** Objective **
Scan the material and copy every line in which "supply" appears.
+ + +
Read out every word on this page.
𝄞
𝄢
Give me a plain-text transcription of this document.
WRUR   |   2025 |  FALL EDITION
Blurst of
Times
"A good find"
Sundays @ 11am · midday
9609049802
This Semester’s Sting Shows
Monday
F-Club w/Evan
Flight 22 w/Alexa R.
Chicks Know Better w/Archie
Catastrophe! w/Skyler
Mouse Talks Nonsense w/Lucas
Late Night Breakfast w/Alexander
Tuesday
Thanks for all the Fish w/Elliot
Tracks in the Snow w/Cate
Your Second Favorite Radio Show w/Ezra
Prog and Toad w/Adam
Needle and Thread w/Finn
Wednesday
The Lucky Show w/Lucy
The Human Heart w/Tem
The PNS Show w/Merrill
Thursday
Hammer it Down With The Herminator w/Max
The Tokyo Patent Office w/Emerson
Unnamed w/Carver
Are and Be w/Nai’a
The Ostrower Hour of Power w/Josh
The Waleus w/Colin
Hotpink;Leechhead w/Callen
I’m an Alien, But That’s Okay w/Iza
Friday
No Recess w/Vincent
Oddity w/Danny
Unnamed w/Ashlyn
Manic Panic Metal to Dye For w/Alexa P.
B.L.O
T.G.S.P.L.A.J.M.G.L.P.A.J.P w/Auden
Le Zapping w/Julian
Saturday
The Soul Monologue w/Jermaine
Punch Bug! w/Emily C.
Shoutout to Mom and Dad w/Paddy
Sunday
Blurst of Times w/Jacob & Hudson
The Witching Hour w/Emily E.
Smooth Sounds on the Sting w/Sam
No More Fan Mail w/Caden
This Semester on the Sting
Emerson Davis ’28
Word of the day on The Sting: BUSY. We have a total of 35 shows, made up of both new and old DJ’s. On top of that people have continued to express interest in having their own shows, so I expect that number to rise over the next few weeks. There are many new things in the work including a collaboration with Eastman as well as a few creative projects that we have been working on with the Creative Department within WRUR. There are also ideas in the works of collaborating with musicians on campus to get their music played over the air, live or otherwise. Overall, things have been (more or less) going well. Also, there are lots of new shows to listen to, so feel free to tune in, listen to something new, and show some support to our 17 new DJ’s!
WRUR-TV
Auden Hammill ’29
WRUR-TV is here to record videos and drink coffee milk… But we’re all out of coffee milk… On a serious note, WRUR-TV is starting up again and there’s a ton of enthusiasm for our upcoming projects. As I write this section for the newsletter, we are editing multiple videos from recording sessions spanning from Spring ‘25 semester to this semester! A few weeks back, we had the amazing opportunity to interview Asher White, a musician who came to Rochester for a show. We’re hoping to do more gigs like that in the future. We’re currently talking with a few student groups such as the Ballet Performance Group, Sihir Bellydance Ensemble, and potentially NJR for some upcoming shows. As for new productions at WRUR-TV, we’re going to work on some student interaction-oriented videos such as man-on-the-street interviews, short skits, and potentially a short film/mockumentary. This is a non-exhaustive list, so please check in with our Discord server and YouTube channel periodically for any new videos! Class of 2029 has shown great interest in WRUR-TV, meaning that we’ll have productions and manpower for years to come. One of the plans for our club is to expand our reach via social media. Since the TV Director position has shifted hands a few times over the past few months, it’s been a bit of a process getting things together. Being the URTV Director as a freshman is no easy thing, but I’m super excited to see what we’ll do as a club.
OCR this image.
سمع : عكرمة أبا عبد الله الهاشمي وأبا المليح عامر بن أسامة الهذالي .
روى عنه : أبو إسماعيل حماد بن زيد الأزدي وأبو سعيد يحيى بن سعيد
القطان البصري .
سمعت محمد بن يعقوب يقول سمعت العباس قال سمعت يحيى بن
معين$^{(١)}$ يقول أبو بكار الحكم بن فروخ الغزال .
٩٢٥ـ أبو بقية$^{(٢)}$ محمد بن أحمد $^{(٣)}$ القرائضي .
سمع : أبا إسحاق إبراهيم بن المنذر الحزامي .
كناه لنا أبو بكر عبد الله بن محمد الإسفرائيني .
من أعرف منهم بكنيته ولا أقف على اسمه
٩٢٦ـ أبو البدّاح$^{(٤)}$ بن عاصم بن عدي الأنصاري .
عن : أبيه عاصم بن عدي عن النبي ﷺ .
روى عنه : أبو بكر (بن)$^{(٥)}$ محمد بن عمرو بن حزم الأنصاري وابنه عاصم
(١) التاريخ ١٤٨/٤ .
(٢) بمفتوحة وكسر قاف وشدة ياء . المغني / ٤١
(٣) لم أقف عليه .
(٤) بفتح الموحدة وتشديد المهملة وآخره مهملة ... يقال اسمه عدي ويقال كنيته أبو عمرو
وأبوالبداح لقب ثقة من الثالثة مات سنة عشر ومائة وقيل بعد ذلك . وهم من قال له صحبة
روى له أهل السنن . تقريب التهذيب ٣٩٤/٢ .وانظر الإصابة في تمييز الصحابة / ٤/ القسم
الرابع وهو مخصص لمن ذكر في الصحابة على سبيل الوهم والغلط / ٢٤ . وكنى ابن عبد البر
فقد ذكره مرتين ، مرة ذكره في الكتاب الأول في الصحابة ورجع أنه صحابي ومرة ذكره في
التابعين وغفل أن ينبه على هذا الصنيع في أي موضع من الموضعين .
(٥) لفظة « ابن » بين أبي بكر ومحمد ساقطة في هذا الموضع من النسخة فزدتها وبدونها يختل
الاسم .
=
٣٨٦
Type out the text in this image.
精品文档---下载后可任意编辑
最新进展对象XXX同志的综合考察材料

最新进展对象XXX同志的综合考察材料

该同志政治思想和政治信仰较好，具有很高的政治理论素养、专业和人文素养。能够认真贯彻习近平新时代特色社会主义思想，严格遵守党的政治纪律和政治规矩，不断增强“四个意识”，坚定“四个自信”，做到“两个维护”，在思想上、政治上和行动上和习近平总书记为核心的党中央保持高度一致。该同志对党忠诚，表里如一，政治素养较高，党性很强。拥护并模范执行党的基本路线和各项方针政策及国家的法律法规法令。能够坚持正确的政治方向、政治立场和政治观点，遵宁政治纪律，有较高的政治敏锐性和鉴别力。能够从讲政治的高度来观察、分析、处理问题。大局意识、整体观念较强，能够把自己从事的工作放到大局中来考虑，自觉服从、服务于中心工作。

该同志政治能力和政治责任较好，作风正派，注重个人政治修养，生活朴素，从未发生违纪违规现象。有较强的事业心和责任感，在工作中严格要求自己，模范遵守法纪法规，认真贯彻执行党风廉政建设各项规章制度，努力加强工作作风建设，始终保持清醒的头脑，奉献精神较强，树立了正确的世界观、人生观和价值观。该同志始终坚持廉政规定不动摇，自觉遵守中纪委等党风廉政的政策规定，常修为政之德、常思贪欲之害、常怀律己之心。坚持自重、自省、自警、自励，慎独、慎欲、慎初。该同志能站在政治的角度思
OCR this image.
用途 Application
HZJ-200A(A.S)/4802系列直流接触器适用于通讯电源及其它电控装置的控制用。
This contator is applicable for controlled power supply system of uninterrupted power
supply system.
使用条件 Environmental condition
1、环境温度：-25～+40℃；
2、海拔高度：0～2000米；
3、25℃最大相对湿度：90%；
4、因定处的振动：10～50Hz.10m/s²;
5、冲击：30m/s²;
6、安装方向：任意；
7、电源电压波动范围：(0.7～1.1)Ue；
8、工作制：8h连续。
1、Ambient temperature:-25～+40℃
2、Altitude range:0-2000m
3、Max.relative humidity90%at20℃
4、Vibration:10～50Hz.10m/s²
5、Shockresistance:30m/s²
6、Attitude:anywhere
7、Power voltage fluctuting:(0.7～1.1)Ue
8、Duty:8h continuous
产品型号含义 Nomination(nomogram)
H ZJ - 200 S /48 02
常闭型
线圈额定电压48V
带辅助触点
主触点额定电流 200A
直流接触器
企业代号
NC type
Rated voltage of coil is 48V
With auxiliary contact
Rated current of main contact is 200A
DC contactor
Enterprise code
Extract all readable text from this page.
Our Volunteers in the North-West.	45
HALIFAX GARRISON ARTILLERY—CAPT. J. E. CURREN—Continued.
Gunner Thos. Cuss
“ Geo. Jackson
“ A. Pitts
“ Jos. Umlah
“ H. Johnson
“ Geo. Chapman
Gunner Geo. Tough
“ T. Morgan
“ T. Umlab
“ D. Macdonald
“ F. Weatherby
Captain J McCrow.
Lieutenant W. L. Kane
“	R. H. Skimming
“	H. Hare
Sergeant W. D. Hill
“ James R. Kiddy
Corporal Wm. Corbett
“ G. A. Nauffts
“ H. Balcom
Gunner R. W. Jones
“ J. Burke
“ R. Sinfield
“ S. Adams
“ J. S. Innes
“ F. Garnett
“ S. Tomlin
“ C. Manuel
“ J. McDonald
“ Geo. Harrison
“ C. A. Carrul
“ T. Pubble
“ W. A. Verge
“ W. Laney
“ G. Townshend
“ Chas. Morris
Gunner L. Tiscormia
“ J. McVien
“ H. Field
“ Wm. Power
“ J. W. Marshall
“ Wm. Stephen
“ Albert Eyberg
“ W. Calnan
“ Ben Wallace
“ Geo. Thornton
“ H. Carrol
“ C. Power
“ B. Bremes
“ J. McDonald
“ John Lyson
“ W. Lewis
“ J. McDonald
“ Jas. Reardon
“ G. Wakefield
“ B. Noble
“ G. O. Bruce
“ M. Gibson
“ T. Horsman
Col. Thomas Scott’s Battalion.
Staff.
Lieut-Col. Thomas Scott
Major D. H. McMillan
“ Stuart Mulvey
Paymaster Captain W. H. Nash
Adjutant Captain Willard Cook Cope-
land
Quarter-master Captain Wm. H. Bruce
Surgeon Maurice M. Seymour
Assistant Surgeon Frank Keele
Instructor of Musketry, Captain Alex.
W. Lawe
+ + +
** Task answer **
This contator is applicable for controlled power supply system of uninterrupted power
supply system.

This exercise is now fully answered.